Exercise material:
....................
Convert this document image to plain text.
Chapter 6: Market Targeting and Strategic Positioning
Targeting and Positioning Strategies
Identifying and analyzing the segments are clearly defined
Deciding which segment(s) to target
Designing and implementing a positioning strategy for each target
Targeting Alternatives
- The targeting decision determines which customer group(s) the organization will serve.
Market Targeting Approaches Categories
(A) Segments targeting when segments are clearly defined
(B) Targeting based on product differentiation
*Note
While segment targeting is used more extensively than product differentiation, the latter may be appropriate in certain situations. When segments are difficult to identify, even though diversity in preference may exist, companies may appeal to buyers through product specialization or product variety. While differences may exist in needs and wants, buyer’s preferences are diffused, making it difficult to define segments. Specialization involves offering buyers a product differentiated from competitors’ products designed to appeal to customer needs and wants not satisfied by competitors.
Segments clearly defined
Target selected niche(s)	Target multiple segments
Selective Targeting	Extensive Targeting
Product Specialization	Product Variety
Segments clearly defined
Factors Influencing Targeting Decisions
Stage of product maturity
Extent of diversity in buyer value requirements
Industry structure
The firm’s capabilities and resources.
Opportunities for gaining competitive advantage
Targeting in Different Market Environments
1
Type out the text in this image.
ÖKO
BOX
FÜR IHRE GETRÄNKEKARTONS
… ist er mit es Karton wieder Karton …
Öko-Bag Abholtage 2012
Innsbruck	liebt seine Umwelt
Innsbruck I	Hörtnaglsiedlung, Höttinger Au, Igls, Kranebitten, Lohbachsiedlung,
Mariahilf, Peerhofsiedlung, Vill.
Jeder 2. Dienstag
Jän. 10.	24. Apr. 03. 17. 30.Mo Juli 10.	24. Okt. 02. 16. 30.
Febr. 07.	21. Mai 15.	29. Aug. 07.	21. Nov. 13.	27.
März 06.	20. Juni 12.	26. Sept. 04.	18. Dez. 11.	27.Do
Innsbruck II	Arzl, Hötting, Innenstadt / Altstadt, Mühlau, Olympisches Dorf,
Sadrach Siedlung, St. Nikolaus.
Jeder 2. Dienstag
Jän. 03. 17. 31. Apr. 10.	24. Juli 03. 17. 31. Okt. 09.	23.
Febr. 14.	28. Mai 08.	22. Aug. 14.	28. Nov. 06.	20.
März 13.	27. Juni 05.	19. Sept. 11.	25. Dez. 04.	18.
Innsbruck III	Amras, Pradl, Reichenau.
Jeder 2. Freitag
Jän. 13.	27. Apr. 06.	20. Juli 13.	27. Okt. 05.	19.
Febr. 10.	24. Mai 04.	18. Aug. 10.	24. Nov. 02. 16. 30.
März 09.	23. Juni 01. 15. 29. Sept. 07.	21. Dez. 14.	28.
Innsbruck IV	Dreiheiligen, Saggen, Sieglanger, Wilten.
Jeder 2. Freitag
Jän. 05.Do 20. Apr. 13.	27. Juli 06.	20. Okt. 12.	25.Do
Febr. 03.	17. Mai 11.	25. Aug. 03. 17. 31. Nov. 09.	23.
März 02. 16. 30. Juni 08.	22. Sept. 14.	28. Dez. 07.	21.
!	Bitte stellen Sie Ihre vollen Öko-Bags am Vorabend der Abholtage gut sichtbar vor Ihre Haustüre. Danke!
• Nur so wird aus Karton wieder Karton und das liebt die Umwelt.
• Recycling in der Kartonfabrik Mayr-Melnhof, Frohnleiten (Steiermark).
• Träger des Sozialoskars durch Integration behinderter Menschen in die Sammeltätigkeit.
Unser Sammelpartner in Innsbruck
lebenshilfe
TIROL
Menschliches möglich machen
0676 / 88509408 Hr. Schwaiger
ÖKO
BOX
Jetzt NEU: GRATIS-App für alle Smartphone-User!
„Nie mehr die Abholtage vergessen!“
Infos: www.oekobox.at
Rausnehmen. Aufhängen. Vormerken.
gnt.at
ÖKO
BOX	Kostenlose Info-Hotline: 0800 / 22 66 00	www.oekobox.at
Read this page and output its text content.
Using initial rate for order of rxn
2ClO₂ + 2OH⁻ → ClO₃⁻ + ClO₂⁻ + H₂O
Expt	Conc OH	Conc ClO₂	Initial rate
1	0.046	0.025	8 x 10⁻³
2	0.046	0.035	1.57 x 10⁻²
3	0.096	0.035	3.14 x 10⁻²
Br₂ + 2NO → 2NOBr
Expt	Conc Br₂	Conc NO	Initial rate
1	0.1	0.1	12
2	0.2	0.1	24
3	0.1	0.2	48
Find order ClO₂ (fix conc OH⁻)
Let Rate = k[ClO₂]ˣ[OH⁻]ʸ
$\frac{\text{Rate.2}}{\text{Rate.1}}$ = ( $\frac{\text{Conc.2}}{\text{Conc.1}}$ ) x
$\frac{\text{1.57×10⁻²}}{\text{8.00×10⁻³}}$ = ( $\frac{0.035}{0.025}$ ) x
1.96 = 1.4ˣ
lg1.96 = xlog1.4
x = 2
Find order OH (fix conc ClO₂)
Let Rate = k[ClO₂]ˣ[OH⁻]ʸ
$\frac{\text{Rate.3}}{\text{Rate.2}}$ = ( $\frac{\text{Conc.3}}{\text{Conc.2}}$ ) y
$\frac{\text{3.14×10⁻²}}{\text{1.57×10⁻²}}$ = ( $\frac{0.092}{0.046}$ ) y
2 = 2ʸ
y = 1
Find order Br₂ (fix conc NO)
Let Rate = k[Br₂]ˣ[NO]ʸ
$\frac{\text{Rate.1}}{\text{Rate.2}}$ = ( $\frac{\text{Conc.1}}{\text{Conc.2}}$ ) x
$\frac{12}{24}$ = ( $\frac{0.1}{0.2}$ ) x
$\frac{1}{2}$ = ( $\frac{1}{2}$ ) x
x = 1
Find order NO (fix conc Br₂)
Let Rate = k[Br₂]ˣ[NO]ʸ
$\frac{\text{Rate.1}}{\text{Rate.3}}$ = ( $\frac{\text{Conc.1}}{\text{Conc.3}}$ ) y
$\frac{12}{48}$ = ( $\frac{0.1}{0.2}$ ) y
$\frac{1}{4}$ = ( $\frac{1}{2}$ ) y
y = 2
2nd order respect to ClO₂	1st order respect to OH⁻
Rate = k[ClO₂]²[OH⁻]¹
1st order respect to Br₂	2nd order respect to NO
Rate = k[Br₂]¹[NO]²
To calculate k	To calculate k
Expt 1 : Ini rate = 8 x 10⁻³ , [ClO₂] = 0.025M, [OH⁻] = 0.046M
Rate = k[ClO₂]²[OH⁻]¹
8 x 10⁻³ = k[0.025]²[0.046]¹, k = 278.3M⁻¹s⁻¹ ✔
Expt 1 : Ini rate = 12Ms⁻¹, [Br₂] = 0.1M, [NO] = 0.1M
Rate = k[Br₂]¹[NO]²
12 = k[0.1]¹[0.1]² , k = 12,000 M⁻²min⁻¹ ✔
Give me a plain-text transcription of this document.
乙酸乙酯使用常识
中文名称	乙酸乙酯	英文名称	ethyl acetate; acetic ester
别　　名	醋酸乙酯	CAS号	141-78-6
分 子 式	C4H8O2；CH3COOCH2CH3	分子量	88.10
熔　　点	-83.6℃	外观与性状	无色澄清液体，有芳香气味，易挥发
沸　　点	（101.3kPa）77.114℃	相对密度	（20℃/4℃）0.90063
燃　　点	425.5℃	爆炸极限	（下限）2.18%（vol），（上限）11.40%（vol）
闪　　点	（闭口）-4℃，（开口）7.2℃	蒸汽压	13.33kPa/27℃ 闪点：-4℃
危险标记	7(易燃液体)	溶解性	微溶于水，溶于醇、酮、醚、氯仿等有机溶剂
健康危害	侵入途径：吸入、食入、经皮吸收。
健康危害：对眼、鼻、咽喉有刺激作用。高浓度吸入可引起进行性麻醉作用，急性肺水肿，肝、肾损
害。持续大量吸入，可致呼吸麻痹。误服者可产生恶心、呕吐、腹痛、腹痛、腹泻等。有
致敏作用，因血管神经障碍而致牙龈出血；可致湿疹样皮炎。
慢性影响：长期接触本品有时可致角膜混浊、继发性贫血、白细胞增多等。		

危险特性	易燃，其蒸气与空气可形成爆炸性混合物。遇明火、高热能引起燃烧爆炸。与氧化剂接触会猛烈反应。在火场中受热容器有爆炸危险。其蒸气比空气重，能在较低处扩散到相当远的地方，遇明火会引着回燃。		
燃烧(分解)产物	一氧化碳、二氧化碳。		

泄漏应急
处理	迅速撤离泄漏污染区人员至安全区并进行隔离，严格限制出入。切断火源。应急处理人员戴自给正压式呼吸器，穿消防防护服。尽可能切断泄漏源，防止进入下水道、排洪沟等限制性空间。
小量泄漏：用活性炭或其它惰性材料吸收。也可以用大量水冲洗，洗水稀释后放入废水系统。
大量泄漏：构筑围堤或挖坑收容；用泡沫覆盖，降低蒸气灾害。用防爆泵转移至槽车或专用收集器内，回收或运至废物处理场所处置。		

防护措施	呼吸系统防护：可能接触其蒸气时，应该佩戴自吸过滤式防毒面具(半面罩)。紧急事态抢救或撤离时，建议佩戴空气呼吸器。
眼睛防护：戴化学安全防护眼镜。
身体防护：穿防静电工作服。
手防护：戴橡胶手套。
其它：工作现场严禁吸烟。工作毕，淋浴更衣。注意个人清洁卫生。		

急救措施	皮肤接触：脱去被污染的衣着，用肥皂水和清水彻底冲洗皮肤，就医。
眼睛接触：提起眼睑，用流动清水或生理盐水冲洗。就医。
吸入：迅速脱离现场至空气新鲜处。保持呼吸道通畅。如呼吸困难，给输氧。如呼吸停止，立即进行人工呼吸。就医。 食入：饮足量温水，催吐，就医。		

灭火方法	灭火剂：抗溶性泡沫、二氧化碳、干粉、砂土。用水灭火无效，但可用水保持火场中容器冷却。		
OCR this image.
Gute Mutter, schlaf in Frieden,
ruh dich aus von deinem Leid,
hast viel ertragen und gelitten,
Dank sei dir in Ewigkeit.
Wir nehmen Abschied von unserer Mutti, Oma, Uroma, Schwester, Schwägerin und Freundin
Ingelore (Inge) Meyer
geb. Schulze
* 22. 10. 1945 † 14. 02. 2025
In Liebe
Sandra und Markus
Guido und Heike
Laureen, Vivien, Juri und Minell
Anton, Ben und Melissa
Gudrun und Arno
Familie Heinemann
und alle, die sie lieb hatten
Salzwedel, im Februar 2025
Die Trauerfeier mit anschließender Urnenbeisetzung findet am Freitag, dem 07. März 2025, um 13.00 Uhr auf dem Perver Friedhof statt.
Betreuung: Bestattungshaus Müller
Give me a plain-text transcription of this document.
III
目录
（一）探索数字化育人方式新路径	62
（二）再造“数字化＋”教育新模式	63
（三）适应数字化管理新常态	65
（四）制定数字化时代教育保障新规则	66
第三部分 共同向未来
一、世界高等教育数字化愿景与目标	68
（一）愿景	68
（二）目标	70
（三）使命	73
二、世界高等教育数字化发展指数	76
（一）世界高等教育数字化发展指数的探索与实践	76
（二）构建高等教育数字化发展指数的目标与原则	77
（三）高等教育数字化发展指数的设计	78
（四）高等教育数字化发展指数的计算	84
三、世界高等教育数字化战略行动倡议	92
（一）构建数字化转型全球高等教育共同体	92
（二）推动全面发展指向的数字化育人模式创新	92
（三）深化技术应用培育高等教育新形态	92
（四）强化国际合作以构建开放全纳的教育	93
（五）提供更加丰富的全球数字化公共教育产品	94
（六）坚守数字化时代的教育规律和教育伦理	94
....................
What the exercise asks: Copy all lines from the listing that contain "二氧化碳".

Result:
燃烧(分解)产物	一氧化碳、二氧化碳。		
灭火方法	灭火剂：抗溶性泡沫、二氧化碳、干粉、砂土。用水灭火无效，但可用水保持火场中容器冷却。		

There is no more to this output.